» Your task
Give only a count of the lines that include the string "setup".

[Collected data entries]
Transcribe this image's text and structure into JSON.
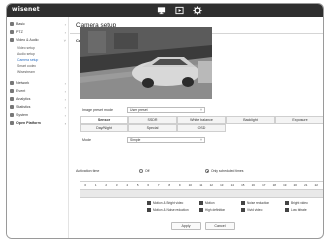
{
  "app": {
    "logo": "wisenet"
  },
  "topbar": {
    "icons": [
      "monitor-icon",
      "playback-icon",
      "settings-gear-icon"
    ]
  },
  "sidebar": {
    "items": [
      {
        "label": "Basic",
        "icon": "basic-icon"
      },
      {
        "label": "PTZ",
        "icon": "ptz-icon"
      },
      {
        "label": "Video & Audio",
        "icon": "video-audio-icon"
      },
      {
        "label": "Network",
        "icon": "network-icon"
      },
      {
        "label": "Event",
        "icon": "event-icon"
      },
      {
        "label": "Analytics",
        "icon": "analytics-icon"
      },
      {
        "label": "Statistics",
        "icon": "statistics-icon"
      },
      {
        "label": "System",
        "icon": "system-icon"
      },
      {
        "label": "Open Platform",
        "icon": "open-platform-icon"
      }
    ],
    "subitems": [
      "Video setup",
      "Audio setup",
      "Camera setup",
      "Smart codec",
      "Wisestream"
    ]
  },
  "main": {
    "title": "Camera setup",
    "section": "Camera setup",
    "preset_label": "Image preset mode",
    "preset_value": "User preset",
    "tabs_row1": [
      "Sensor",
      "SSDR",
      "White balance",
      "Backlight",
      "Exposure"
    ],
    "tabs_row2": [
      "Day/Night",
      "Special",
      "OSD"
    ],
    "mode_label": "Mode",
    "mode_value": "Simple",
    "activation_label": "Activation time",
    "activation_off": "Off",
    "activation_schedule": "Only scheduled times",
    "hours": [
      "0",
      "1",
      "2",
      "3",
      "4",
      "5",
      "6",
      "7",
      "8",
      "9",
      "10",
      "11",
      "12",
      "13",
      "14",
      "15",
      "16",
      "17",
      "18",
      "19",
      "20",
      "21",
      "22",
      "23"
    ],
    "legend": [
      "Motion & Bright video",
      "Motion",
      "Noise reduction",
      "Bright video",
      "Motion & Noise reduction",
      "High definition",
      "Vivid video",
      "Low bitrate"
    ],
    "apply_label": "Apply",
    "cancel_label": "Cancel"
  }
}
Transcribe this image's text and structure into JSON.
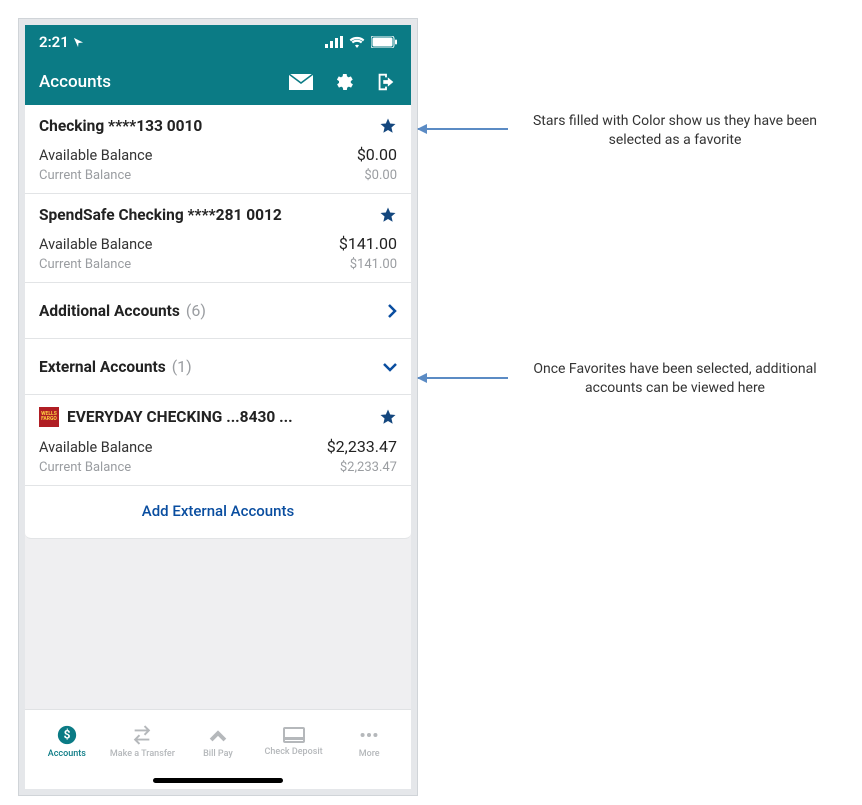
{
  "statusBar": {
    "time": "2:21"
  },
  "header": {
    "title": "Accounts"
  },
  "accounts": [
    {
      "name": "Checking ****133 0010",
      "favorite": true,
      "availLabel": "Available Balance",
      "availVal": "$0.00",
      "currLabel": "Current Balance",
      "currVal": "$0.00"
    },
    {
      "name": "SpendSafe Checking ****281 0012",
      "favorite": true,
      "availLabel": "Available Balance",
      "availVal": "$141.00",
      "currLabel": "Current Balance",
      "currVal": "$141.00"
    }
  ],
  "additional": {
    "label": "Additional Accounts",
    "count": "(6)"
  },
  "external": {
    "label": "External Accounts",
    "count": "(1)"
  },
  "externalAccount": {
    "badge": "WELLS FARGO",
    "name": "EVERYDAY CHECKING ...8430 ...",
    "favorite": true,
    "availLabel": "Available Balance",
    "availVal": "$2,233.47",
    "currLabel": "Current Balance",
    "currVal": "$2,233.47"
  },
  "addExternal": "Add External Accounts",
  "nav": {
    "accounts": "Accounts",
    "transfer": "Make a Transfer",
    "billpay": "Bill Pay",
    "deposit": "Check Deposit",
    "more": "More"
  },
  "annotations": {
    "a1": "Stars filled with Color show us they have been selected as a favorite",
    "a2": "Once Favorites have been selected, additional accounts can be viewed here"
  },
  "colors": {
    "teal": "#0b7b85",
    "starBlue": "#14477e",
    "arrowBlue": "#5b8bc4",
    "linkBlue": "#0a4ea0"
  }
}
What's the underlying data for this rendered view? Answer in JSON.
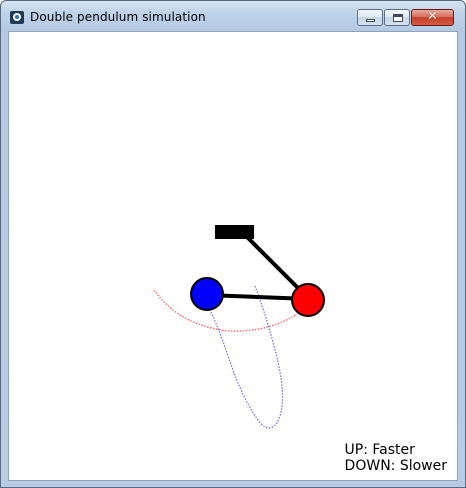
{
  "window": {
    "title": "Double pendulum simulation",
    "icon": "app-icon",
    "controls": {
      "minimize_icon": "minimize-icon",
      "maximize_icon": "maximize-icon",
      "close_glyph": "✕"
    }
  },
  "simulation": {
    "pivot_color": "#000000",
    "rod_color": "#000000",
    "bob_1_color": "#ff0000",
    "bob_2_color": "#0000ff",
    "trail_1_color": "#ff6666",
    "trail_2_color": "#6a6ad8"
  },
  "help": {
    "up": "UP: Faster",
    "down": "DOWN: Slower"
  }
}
--
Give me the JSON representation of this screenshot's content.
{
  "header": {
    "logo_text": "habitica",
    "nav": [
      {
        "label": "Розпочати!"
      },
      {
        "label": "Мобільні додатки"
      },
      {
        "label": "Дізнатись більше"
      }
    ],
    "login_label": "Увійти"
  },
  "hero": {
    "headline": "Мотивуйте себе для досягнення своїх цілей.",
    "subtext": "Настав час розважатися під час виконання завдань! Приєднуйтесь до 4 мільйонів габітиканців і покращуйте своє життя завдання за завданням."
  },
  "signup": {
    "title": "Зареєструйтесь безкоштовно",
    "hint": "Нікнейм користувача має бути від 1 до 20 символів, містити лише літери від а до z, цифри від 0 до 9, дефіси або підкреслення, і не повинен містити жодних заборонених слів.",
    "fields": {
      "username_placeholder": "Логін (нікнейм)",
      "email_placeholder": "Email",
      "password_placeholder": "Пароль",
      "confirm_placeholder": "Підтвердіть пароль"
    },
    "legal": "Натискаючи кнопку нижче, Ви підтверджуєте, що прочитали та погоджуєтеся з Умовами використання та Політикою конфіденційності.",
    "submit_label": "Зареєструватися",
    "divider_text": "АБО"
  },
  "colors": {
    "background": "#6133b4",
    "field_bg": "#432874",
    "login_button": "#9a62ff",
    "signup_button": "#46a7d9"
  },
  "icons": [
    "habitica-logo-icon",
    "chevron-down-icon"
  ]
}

» Reply
5